EXTRACT PROVIDED
>> START

Skip to content

Experiment: Optimizer — LR sweeps, warmup, warmdown, betas #6

@Jason-Adam

Description

@Jason-Adam

Objective

Systematically tune the hybrid MuonAdamW optimizer's learning rates, schedules, and hyperparameters.

Current Baseline

Parameter Value Notes
EMBEDDING_LR 0.6 Token embeddings (AdamW)
UNEMBEDDING_LR 0.004 lm_head (AdamW)
MATRIX_LR 0.04 Transformer matrices (Muon)
SCALAR_LR 0.5 Per-layer scalars (AdamW)
ADAM_BETAS (0.8, 0.95) Low beta1 is unusual
WEIGHT_DECAY 0.2 Cautious, Muon only
WARMUP_RATIO 0.0 No warmup!
WARMDOWN_RATIO 0.5 50% of training is cooldown
FINAL_LR_FRAC 0.0 Decays to zero

Phase 1: Warmup Introduction (HIGH priority) ⭐

Zero warmup is the most surprising config choice. Most transformers benefit from warmup.

ID WARMUP_RATIO Priority
W-1 0.01 HIGH
W-2 0.05 HIGH (try first)
W-3 0.1 HIGH

Run W-2 first, then bracket with W-1 and W-3.

Phase 2: Matrix LR Sweep (HIGH priority)

Muon's matrix LR governs the bulk of parameters. Highest-leverage single knob.

ID MATRIX_LR Priority
MLR-1 0.02 HIGH
MLR-2 0.03 HIGH
MLR-3 0.05 HIGH (try first)
MLR-4 0.06 MEDIUM
MLR-5 0.08 MEDIUM

Short runs may prefer slightly higher LR. Start with MLR-3 and MLR-1 to bracket.

Phase 3: Embedding LR Sweep (HIGH priority)

0.6 is very high for embeddings. May be over-aggressive.

>> END

PROVIDED INFORMATION
>> START

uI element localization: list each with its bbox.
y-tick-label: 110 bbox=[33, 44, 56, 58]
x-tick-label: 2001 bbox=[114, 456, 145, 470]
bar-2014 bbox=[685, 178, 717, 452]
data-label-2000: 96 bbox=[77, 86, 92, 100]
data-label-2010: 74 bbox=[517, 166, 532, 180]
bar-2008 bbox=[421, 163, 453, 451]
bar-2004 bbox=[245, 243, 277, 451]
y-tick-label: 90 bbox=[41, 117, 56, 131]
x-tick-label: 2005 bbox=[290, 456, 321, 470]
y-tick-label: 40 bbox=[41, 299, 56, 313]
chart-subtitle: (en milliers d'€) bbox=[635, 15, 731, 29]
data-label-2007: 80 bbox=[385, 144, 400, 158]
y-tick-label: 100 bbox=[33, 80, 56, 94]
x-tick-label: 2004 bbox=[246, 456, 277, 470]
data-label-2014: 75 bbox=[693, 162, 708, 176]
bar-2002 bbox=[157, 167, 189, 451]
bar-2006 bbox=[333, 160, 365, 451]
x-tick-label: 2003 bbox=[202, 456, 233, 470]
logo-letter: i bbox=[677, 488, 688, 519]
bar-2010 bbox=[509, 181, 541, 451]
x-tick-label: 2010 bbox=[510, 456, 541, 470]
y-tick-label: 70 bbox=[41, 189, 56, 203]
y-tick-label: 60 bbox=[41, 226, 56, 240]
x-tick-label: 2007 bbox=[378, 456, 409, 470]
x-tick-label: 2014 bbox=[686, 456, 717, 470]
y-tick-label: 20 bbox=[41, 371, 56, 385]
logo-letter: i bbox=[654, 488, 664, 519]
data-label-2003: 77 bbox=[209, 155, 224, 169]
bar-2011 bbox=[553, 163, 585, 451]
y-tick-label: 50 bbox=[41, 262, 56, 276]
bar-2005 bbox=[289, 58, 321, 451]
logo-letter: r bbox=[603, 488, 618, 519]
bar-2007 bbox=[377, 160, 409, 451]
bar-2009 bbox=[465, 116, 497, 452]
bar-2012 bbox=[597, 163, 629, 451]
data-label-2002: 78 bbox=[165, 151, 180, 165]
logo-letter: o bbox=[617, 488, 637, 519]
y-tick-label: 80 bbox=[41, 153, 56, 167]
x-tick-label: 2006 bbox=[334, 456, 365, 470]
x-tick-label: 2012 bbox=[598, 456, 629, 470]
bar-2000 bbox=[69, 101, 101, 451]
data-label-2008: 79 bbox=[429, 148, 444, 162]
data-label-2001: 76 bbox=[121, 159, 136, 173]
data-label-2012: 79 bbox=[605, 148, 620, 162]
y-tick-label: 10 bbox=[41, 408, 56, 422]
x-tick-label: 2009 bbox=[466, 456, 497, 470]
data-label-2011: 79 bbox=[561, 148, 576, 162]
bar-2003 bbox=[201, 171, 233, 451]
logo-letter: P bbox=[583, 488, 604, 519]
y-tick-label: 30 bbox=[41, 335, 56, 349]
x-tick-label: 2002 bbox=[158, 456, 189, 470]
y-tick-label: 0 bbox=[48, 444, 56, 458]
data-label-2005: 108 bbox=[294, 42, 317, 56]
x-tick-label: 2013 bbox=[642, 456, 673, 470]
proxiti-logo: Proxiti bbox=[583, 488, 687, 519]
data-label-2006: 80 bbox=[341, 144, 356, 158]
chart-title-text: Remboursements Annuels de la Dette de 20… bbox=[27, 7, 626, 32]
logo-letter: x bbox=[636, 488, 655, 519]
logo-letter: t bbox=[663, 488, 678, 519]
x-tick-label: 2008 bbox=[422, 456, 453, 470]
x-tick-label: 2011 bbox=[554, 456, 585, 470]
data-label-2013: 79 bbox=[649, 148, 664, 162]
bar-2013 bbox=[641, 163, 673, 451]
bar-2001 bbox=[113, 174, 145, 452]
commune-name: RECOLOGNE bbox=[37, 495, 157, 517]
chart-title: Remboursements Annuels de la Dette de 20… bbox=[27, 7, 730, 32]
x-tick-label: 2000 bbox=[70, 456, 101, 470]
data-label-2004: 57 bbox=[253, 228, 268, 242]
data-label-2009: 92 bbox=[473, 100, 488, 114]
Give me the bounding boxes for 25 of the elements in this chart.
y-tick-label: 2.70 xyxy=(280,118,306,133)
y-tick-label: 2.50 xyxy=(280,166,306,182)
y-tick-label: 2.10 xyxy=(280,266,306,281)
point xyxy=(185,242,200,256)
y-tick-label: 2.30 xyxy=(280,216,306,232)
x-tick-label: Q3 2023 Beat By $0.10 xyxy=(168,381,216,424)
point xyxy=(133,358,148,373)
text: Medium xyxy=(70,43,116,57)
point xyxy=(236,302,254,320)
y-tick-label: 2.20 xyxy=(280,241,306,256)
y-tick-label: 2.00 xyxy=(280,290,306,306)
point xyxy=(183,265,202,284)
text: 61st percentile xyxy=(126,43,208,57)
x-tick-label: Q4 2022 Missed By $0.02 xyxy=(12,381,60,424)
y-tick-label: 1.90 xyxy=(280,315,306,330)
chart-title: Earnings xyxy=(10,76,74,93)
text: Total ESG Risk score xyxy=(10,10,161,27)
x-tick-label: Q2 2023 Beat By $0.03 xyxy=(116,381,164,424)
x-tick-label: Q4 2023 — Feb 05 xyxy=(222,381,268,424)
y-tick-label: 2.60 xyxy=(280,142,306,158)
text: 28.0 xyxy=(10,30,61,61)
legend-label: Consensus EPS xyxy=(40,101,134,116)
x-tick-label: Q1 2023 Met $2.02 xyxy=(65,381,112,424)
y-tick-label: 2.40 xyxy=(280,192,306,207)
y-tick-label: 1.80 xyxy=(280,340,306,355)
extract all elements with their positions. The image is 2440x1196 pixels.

>> END
>> START

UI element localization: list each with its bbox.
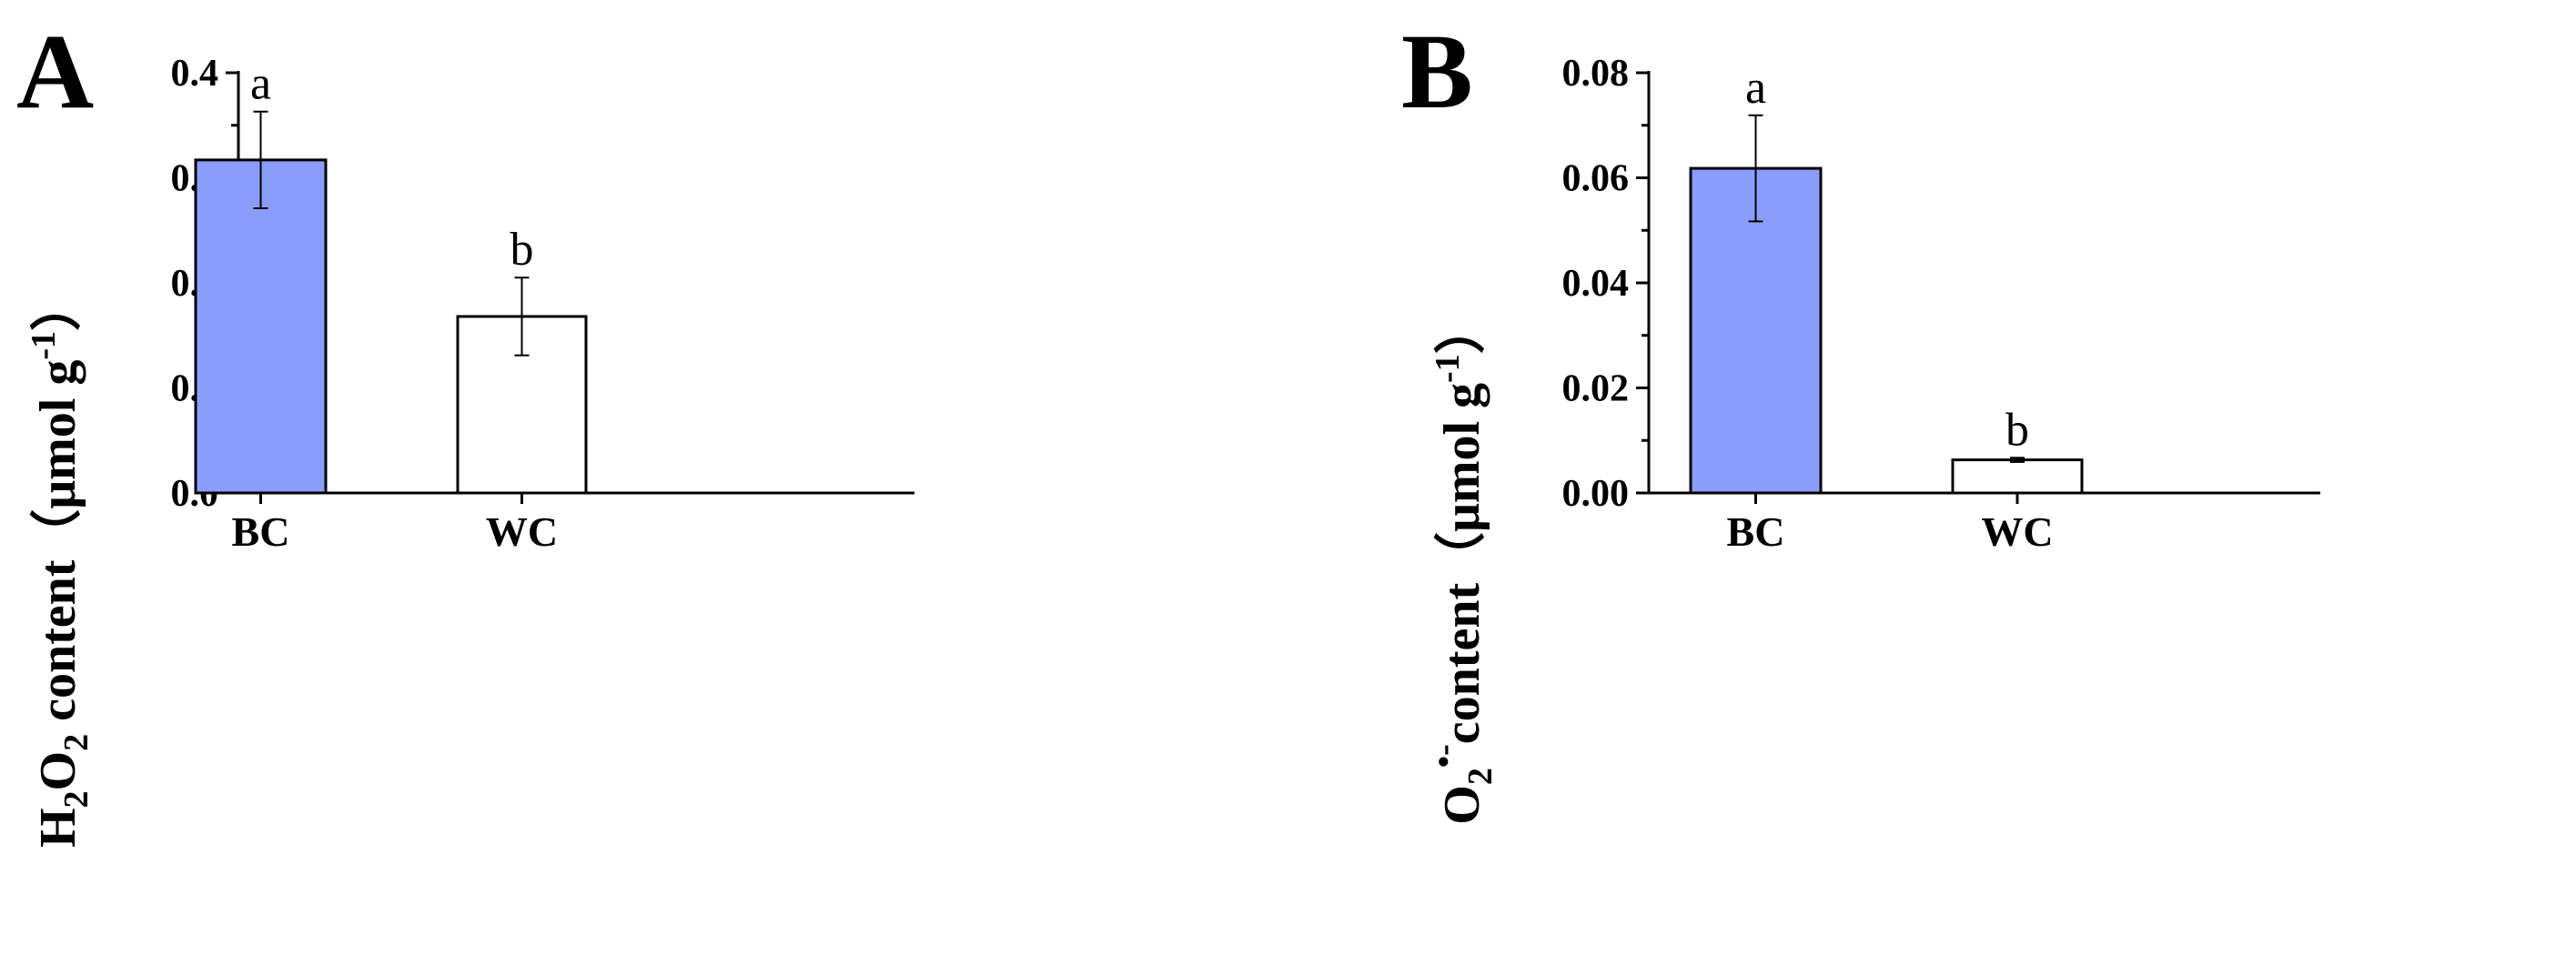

>> END
>> START

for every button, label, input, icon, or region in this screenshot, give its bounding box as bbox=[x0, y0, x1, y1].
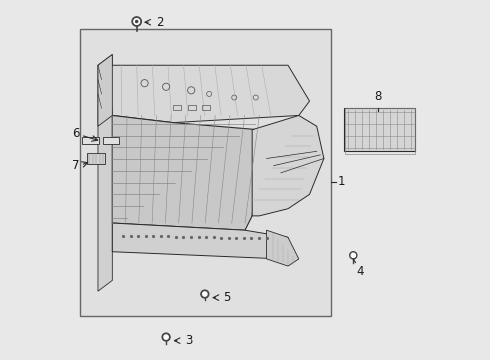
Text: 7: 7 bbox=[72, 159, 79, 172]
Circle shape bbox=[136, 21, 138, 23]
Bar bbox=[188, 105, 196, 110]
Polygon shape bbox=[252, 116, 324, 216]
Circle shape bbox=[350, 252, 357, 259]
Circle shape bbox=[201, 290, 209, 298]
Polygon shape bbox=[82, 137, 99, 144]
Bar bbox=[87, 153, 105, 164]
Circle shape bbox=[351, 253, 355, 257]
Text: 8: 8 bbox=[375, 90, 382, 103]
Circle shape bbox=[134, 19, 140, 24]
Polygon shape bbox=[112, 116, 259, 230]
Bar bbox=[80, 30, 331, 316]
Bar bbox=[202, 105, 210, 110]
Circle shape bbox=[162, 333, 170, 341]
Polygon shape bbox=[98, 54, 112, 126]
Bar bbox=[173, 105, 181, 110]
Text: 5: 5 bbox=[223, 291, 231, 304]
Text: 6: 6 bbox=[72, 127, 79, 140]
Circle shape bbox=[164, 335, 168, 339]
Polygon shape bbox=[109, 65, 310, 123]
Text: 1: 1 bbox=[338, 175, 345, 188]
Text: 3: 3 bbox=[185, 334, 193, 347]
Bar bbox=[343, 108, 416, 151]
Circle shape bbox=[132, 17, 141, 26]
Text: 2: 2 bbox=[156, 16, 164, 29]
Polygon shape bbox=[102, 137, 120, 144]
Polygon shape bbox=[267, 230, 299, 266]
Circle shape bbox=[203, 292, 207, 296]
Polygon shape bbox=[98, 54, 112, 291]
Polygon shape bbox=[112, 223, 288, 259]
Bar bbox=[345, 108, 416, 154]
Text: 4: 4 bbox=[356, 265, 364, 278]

>> END

TASKS TO CARRY OUT
1. Answer these from the optimizer tuning plan:
(a) What WARMDOWN_RATIO does the current baseline use?
(b) Which warmup run should be tried first, and what WARMUP_RATIO does it use?
(c) Which two matrix LR runs does the plan say to start with?
2. Return the part of the optimizer tuning plan from "SCALAR_LR 0.5 Per-layer" up to and including "W-2 0.05 HIGH (try first)", copied word for word.

RESPONSE LIST
1.
(a) 0.5
(b) W-2, with a WARMUP_RATIO of 0.05
(c) MLR-3 and MLR-1

2.
SCALAR_LR 0.5 Per-layer scalars (AdamW)
ADAM_BETAS (0.8, 0.95) Low beta1 is unusual
WEIGHT_DECAY 0.2 Cautious, Muon only
WARMUP_RATIO 0.0 No warmup!
WARMDOWN_RATIO 0.5 50% of training is cooldown
FINAL_LR_FRAC 0.0 Decays to zero

Phase 1: Warmup Introduction (HIGH priority) ⭐

Zero warmup is the most surprising config choice. Most transformers benefit from warmup.

ID WARMUP_RATIO Priority
W-1 0.01 HIGH
W-2 0.05 HIGH (try first)